DIRECTIONS:
Search the listing for "следующей" and copy every line where it appears.
==*==
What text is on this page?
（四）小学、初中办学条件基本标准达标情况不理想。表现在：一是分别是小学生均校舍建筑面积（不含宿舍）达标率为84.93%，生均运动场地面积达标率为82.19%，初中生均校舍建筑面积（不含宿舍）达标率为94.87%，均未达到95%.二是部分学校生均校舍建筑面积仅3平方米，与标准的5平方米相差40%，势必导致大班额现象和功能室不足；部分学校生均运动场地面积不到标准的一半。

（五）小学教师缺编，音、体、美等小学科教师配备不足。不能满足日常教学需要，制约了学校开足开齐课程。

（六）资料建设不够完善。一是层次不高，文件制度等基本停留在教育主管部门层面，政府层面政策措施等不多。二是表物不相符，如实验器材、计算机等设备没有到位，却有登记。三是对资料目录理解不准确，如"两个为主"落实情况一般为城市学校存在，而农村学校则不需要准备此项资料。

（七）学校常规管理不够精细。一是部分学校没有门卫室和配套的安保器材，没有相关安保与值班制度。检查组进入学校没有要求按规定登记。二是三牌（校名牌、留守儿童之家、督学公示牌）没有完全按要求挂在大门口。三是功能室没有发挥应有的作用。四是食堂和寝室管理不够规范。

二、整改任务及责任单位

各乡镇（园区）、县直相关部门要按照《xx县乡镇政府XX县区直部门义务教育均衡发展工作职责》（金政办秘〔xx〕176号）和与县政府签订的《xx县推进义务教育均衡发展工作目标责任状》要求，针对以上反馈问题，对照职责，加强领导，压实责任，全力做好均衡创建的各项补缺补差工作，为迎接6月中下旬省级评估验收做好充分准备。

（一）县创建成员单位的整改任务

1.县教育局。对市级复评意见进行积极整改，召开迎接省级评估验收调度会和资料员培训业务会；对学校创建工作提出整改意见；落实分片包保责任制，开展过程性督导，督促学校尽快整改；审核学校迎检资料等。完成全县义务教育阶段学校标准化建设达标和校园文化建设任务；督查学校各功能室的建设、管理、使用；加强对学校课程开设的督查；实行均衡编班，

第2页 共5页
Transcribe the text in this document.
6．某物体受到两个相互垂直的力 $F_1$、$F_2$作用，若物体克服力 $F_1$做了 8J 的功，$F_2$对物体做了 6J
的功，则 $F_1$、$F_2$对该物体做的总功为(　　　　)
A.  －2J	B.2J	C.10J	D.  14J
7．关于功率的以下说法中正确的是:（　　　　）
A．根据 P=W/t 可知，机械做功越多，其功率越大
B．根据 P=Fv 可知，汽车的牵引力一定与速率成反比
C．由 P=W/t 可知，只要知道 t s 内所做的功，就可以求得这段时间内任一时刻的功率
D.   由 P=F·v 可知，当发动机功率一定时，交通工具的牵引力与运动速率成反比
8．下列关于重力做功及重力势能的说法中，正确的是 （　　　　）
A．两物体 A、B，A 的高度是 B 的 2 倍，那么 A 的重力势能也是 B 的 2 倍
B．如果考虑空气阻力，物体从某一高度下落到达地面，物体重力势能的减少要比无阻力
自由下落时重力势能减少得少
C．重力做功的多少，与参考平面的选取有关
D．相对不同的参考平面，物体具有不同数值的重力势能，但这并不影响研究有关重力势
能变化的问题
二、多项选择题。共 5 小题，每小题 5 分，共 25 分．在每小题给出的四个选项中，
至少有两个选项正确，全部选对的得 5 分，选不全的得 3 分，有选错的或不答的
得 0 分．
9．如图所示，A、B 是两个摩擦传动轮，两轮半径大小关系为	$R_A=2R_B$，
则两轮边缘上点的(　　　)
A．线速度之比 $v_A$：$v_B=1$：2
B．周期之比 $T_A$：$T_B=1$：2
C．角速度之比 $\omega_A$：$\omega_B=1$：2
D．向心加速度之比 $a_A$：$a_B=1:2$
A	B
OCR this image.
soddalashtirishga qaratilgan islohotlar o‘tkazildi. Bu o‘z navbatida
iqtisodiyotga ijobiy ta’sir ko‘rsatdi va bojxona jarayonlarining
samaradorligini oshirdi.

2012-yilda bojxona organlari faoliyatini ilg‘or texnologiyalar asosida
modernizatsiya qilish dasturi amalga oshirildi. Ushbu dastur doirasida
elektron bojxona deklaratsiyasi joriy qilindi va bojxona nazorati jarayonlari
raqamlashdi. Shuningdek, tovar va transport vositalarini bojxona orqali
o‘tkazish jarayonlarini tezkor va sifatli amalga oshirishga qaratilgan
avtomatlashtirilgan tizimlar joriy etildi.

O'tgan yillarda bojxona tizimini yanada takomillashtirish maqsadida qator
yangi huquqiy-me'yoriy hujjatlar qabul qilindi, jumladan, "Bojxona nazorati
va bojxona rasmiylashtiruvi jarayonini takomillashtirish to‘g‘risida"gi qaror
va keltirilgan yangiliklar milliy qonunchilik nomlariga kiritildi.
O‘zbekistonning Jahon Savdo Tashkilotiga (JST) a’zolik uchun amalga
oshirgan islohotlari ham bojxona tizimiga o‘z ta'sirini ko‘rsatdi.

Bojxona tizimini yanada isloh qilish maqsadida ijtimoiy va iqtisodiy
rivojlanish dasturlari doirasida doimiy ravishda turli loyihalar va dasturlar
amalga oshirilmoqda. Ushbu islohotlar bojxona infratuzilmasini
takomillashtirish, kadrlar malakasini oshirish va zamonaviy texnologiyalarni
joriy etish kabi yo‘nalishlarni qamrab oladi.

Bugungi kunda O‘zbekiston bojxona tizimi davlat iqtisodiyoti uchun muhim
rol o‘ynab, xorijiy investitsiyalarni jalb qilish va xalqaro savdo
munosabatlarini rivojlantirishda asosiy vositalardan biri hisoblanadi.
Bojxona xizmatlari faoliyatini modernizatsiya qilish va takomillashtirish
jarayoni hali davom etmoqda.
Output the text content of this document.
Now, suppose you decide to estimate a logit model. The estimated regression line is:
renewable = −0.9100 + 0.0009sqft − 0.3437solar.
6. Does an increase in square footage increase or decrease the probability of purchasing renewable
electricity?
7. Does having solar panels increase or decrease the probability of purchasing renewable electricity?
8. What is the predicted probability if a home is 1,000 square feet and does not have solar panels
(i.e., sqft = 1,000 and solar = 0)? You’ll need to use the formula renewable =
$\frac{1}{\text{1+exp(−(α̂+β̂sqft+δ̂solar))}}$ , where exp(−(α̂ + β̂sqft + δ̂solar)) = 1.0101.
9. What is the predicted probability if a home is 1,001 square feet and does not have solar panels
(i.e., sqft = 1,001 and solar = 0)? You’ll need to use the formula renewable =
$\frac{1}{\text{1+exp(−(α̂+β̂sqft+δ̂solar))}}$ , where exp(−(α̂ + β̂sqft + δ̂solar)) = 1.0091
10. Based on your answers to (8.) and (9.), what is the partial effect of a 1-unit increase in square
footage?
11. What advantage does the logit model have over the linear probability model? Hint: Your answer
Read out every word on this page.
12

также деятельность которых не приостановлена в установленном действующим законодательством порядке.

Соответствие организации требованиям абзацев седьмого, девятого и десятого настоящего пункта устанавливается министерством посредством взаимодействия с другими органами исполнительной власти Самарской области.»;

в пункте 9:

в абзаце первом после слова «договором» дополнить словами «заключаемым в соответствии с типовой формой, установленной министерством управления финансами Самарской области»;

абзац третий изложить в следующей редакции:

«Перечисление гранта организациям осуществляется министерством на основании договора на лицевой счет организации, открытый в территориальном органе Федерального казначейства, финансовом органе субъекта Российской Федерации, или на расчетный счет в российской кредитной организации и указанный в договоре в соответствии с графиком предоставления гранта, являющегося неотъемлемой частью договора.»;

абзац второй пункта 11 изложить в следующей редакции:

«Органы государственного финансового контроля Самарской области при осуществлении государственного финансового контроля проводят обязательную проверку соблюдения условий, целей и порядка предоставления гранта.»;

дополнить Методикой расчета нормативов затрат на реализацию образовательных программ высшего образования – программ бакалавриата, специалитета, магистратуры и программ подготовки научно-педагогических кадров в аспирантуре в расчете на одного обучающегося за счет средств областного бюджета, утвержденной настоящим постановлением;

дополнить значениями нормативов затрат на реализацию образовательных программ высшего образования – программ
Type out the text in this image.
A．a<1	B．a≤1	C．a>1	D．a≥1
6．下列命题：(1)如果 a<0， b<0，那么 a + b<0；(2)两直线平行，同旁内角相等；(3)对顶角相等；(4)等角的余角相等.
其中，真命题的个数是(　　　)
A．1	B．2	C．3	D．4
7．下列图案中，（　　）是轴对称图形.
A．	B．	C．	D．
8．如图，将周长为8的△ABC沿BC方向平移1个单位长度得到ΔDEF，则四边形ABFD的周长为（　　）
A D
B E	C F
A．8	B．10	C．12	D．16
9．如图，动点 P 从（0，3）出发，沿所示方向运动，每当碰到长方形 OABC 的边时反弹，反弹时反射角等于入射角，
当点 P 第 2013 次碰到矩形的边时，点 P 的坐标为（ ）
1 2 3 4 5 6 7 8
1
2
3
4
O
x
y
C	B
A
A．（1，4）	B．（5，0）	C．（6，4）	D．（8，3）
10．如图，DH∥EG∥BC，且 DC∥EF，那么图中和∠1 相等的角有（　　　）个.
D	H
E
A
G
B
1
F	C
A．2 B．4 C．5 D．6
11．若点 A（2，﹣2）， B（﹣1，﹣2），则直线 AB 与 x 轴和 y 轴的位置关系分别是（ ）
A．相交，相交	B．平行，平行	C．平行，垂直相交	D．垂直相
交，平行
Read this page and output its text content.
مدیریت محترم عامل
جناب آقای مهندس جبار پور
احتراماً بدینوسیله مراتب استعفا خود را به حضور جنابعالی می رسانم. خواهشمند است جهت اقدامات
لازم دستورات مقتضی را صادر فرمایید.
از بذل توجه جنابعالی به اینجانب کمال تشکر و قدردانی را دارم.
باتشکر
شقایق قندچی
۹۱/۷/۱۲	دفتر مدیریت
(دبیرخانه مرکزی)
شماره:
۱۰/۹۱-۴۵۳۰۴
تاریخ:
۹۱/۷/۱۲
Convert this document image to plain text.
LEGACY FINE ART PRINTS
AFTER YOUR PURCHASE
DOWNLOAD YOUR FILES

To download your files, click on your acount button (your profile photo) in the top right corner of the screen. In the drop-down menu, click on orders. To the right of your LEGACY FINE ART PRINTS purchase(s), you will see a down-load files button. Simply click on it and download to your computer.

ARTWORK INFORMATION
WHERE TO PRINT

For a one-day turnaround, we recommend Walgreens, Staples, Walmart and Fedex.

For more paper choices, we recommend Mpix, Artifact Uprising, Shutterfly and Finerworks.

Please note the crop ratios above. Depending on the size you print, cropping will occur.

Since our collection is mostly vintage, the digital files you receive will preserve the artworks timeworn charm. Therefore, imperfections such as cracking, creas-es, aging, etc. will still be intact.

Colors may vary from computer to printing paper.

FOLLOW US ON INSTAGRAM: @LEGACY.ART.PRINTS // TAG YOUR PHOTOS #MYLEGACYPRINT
==*==
TASK SOLUTION:
абзац третий изложить в следующей редакции:
абзац второй пункта 11 изложить в следующей редакции:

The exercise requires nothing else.